## What you have to do
Find the lines holding "рынка" and copy them.

## Supplied material
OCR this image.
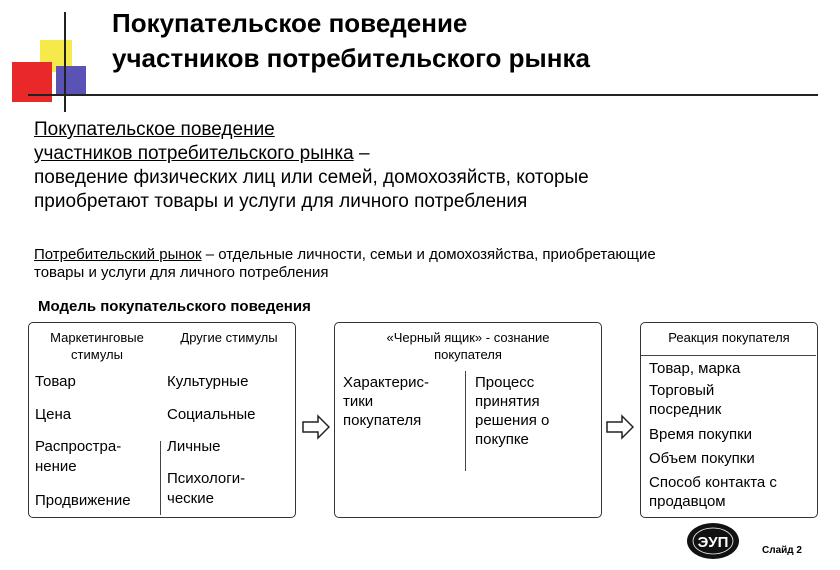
Покупательское поведение
участников потребительского рынка
Покупательское поведение
участников потребительского рынка –
поведение физических лиц или семей, домохозяйств, которые
приобретают товары и услуги для личного потребления
Потребительский рынок – отдельные личности, семьи и домохозяйства, приобретающие
товары и услуги для личного потребления
Модель покупательского поведения
Маркетинговые стимулы
Другие стимулы
Товар
Цена
Распростра-нение
Продвижение
Культурные
Социальные
Личные
Психологи-ческие
«Черный ящик» - сознание покупателя
Характерис-тики покупателя
Процесс принятия решения о покупке
Реакция покупателя
Товар, марка
Торговый посредник
Время покупки
Объем покупки
Способ контакта с продавцом
ЭУП	Слайд 2
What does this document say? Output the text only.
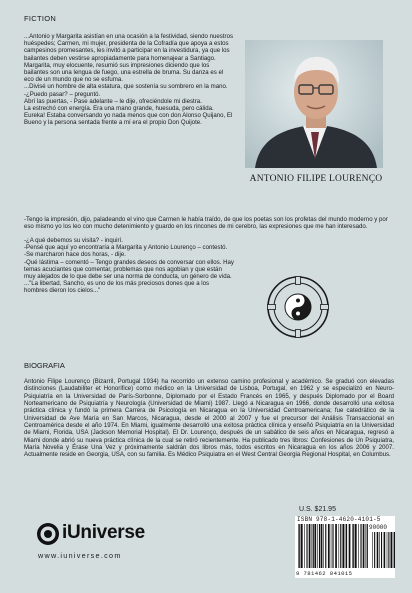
FICTION

...Antonio y Margarita asistían en una ocasión a la festividad, siendo nuestros huéspedes; Carmen, mi mujer, presidenta de la Cofradía que apoya a estos campesinos promesantes, les invitó a participar en la investidura, ya que los bailantes deben vestirse apropiadamente para homenajear a Santiago. Margarita, muy elocuente, resumió sus impresiones diciendo que los bailantes son una lengua de fuego, una estrella de bruma. Su danza es el eco de un mundo que no se esfuma.

...Divisé un hombre de alta estatura, que sostenía su sombrero en la mano.

-¿Puedo pasar? – preguntó.

Abrí las puertas, - Pase adelante – le dije, ofreciéndole mi diestra.

La estrechó con energía. Era una mano grande, huesuda, pero cálida.

Eureka! Estaba conversando yo nada menos que con don Alonso Quijano, El Bueno y la persona sentada frente a mí era el propio Don Quijote.

-Tengo la impresión, dijo, paladeando el vino que Carmen le había traído, de que los poetas son los profetas del mundo moderno y por eso mismo yo los leo con mucho detenimiento y guardo en los rincones de mi cerebro, las expresiones que me han interesado.

-¿A qué debemos su visita? - inquirí.

-Pensé que aquí yo encontraría a Margarita y Antonio Lourenço – contestó.

-Se marcharon hace dos horas, - dije.

-Qué lástima – comentó – Tengo grandes deseos de conversar con ellos. Hay temas acuciantes que comentar, problemas que nos agobian y que están muy alejados de lo que debe ser una norma de conducta, un género de vida.

..."La libertad, Sancho, es uno de los más preciosos dones que a los hombres dieron los cielos..."

ANTONIO FILIPE LOURENÇO
BIOGRAFIA
Antonio Filipe Lourenço (Bizarril, Portugal 1934) ha recorrido un extenso camino profesional y académico. Se graduó con elevadas distinciones (Laudabiliter et Honorifice) como médico en la Universidad de Lisboa, Portugal, en 1962 y se especializó en Neuro-Psiquiatría en la Universidad de París-Sorbonne, Diplomado por el Estado Francés en 1965, y después Diplomado por el Board Norteamericano de Psiquiatría y Neurología (Universidad de Miami) 1987. Llegó a Nicaragua en 1966, donde desarrolló una exitosa práctica clínica y fundó la primera Carrera de Psicología en Nicaragua en la Universidad Centroamericana; fue catedrático de la Universidad de Ave María en San Marcos, Nicaragua, desde el 2000 al 2007 y fue el precursor del Análisis Transaccional en Centroamérica desde el año 1974. En Miami, igualmente desarrolló una exitosa práctica clínica y enseñó Psiquiatría en la Universidad de Miami, Florida, USA (Jackson Memorial Hospital). El Dr. Lourenço, después de un sabático de seis años en Nicaragua, regresó a Miami donde abrió su nueva práctica clínica de la cual se retiró recientemente. Ha publicado tres libros: Confesiones de Un Psiquiatra, María Novelia y Érase Una Vez y próximamente saldrán dos libros más, todos escritos en Nicaragua en los años 2006 y 2007. Actualmente reside en Georgia, USA, con su familia. Es Médico Psiquiatra en el West Central Georgia Regional Hospital, en Columbus.
iUniverse
www.iuniverse.com
U.S. $21.95
ISBN 978-1-4620-4101-5
90000
9 781462 041015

## Full response
участников потребительского рынка
участников потребительского рынка –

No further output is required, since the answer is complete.